**Written problem**
Write out all the entries word for word and omit any pictures.

**Data entries**

·····

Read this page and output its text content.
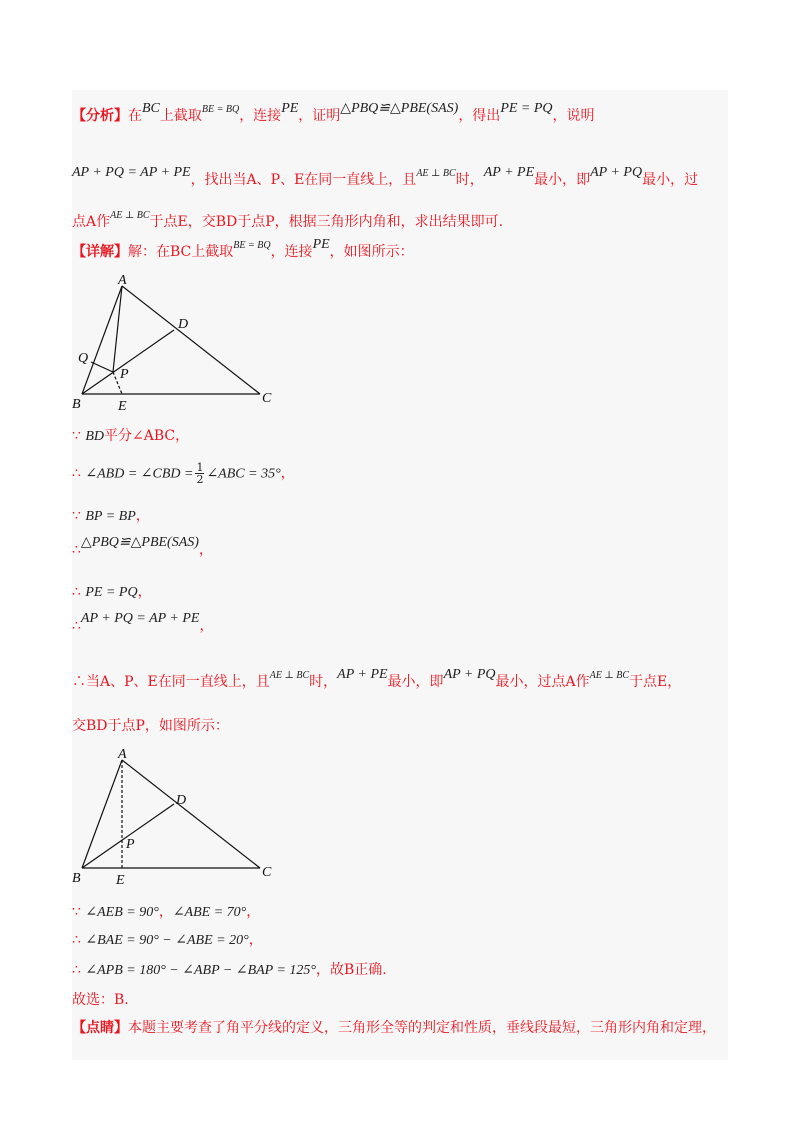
【分析】在BC上截取$^{BE = BQ}$，连接PE，证明△PBQ≌△PBE(SAS)，得出PE = PQ，说明
AP + PQ = AP + PE，找出当A、P、E在同一直线上，且$^{AE \perp BC}$时，AP + PE最小，即AP + PQ最小，过
点A作$^{AE \perp BC}$于点E，交BD于点P，根据三角形内角和，求出结果即可.
【详解】解：在BC上截取$^{BE = BQ}$，连接PE，如图所示：
A
B	C
D
E
P
Q
∵ BD平分∠ABC，
∴ ∠ABD = ∠CBD = $\frac{1}{2}$ ∠ABC = 35°，
∵ BP = BP，
∴△PBQ≌△PBE(SAS)，
∴ PE = PQ，
∴AP + PQ = AP + PE，
∴当A、P、E在同一直线上，且$^{AE \perp BC}$时，AP + PE最小，即AP + PQ最小，过点A作$^{AE \perp BC}$于点E，
交BD于点P，如图所示：
A
B	C
D
E
P
∵ ∠AEB = 90°，∠ABE = 70°，
∴ ∠BAE = 90° − ∠ABE = 20°，
∴ ∠APB = 180° − ∠ABP − ∠BAP = 125°，故B正确.
故选：B.
【点睛】本题主要考查了角平分线的定义，三角形全等的判定和性质，垂线段最短，三角形内角和定理，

·····

**Finished exercise**
Read this page and output its text content.
【分析】在BC上截取$^{BE = BQ}$，连接PE，证明△PBQ≌△PBE(SAS)，得出PE = PQ，说明
AP + PQ = AP + PE，找出当A、P、E在同一直线上，且$^{AE \perp BC}$时，AP + PE最小，即AP + PQ最小，过
点A作$^{AE \perp BC}$于点E，交BD于点P，根据三角形内角和，求出结果即可.
【详解】解：在BC上截取$^{BE = BQ}$，连接PE，如图所示：
A
B	C
D
E
P
Q
∵ BD平分∠ABC，
∴ ∠ABD = ∠CBD = $\frac{1}{2}$ ∠ABC = 35°，
∵ BP = BP，
∴△PBQ≌△PBE(SAS)，
∴ PE = PQ，
∴AP + PQ = AP + PE，
∴当A、P、E在同一直线上，且$^{AE \perp BC}$时，AP + PE最小，即AP + PQ最小，过点A作$^{AE \perp BC}$于点E，
交BD于点P，如图所示：
A
B	C
D
E
P
∵ ∠AEB = 90°，∠ABE = 70°，
∴ ∠BAE = 90° − ∠ABE = 20°，
∴ ∠APB = 180° − ∠ABP − ∠BAP = 125°，故B正确.
故选：B.
【点睛】本题主要考查了角平分线的定义，三角形全等的判定和性质，垂线段最短，三角形内角和定理，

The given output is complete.